_Aim of the task_: Copy out every record below, word for word.

_Data entries_:
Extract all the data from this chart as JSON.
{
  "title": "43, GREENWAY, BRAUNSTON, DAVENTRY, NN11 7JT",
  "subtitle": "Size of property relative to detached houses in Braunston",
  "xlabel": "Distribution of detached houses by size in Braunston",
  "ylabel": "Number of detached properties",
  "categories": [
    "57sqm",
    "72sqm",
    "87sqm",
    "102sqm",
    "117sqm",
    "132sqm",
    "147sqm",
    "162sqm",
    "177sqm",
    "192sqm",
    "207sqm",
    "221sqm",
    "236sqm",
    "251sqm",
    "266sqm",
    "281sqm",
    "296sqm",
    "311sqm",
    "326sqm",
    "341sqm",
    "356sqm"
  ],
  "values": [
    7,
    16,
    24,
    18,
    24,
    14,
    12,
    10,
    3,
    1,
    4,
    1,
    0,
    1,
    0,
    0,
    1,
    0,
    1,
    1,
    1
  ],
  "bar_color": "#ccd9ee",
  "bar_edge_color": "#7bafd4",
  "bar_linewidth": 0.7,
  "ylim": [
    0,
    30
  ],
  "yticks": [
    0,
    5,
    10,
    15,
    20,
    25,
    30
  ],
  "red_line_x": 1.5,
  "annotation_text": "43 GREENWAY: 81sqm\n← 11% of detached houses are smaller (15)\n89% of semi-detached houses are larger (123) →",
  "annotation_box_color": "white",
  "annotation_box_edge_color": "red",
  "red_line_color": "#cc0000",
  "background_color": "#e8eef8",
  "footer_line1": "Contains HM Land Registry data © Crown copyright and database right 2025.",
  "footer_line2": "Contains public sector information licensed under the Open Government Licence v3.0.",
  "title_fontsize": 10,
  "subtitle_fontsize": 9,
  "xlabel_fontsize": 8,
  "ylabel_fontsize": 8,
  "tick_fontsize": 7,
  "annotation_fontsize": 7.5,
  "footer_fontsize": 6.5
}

_Complete response_:
Extract all the data from this chart as JSON.
{
  "title": "43, GREENWAY, BRAUNSTON, DAVENTRY, NN11 7JT",
  "subtitle": "Size of property relative to detached houses in Braunston",
  "xlabel": "Distribution of detached houses by size in Braunston",
  "ylabel": "Number of detached properties",
  "categories": [
    "57sqm",
    "72sqm",
    "87sqm",
    "102sqm",
    "117sqm",
    "132sqm",
    "147sqm",
    "162sqm",
    "177sqm",
    "192sqm",
    "207sqm",
    "221sqm",
    "236sqm",
    "251sqm",
    "266sqm",
    "281sqm",
    "296sqm",
    "311sqm",
    "326sqm",
    "341sqm",
    "356sqm"
  ],
  "values": [
    7,
    16,
    24,
    18,
    24,
    14,
    12,
    10,
    3,
    1,
    4,
    1,
    0,
    1,
    0,
    0,
    1,
    0,
    1,
    1,
    1
  ],
  "bar_color": "#ccd9ee",
  "bar_edge_color": "#7bafd4",
  "bar_linewidth": 0.7,
  "ylim": [
    0,
    30
  ],
  "yticks": [
    0,
    5,
    10,
    15,
    20,
    25,
    30
  ],
  "red_line_x": 1.5,
  "annotation_text": "43 GREENWAY: 81sqm\n← 11% of detached houses are smaller (15)\n89% of semi-detached houses are larger (123) →",
  "annotation_box_color": "white",
  "annotation_box_edge_color": "red",
  "red_line_color": "#cc0000",
  "background_color": "#e8eef8",
  "footer_line1": "Contains HM Land Registry data © Crown copyright and database right 2025.",
  "footer_line2": "Contains public sector information licensed under the Open Government Licence v3.0.",
  "title_fontsize": 10,
  "subtitle_fontsize": 9,
  "xlabel_fontsize": 8,
  "ylabel_fontsize": 8,
  "tick_fontsize": 7,
  "annotation_fontsize": 7.5,
  "footer_fontsize": 6.5
}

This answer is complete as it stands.